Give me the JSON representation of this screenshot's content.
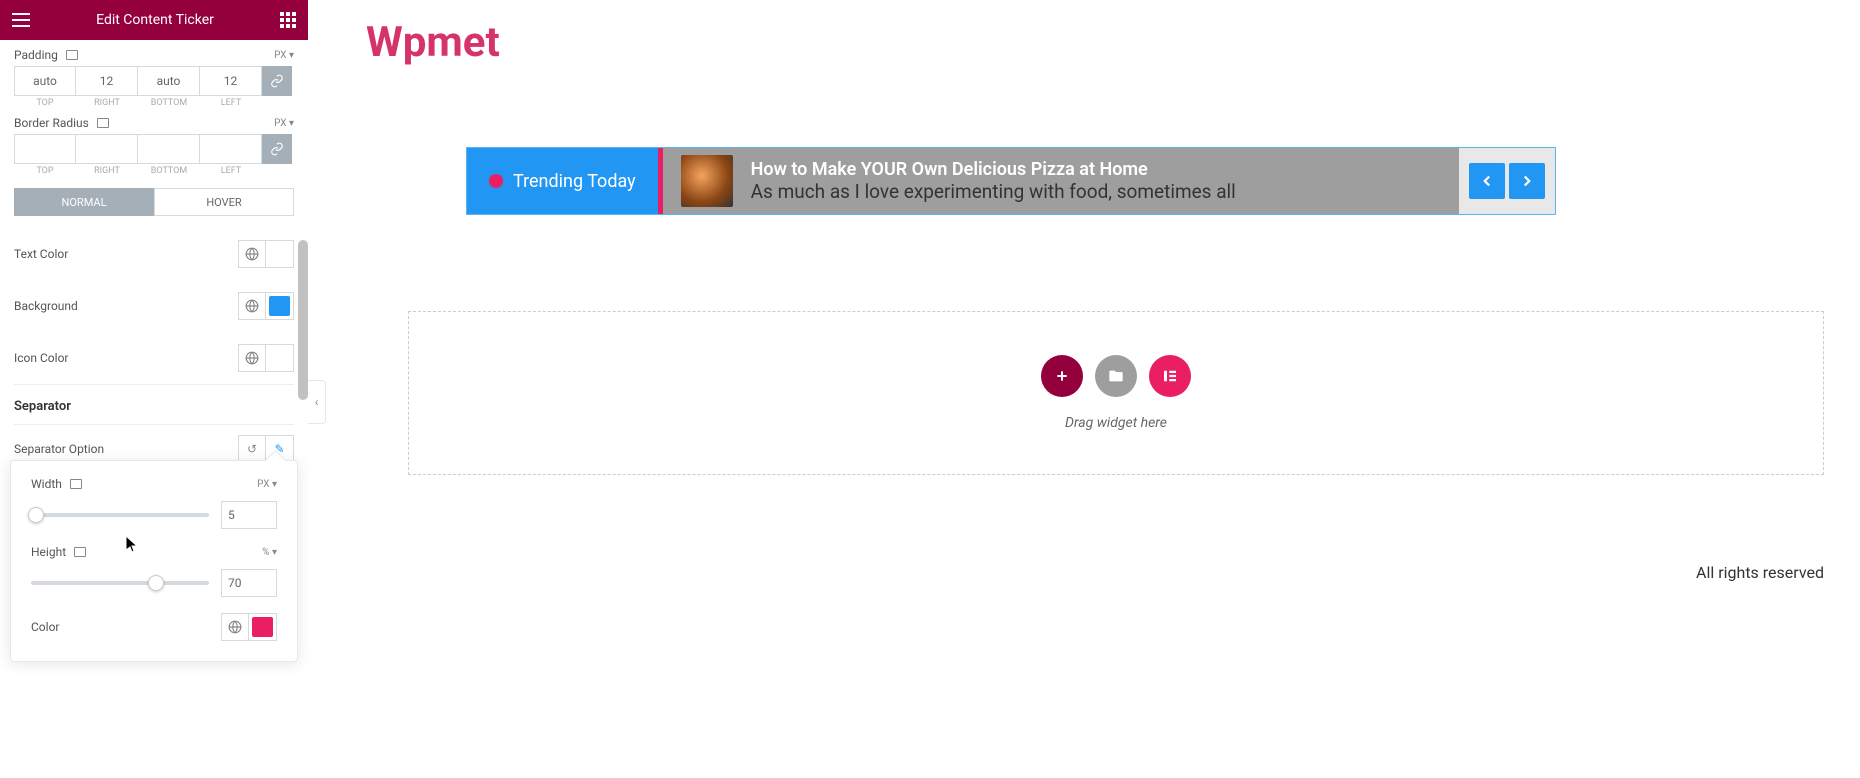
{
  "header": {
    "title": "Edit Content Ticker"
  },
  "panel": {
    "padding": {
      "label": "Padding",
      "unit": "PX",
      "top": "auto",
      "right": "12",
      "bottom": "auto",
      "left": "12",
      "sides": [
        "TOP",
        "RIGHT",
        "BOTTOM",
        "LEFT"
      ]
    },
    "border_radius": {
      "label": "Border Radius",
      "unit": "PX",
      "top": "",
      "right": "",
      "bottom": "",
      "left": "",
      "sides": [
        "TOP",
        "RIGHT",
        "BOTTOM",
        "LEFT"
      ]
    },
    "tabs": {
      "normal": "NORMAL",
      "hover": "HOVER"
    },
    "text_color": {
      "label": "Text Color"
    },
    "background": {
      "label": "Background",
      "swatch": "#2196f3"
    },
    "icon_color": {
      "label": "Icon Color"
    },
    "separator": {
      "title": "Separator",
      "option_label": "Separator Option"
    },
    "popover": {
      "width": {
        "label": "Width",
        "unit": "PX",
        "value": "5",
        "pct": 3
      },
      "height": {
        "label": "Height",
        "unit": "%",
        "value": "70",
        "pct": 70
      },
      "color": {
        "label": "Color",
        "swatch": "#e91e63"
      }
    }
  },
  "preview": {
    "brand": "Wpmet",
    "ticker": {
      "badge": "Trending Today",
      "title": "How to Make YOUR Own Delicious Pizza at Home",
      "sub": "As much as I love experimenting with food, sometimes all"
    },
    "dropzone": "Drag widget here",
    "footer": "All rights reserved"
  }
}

§ **What you are asked to do**:
Find all lines holding the string "title" and copy them.

§ **Output of the task**:
    "title": "Edit Content Ticker"
      "title": "Separator",
      "title": "How to Make YOUR Own Delicious Pizza at Home",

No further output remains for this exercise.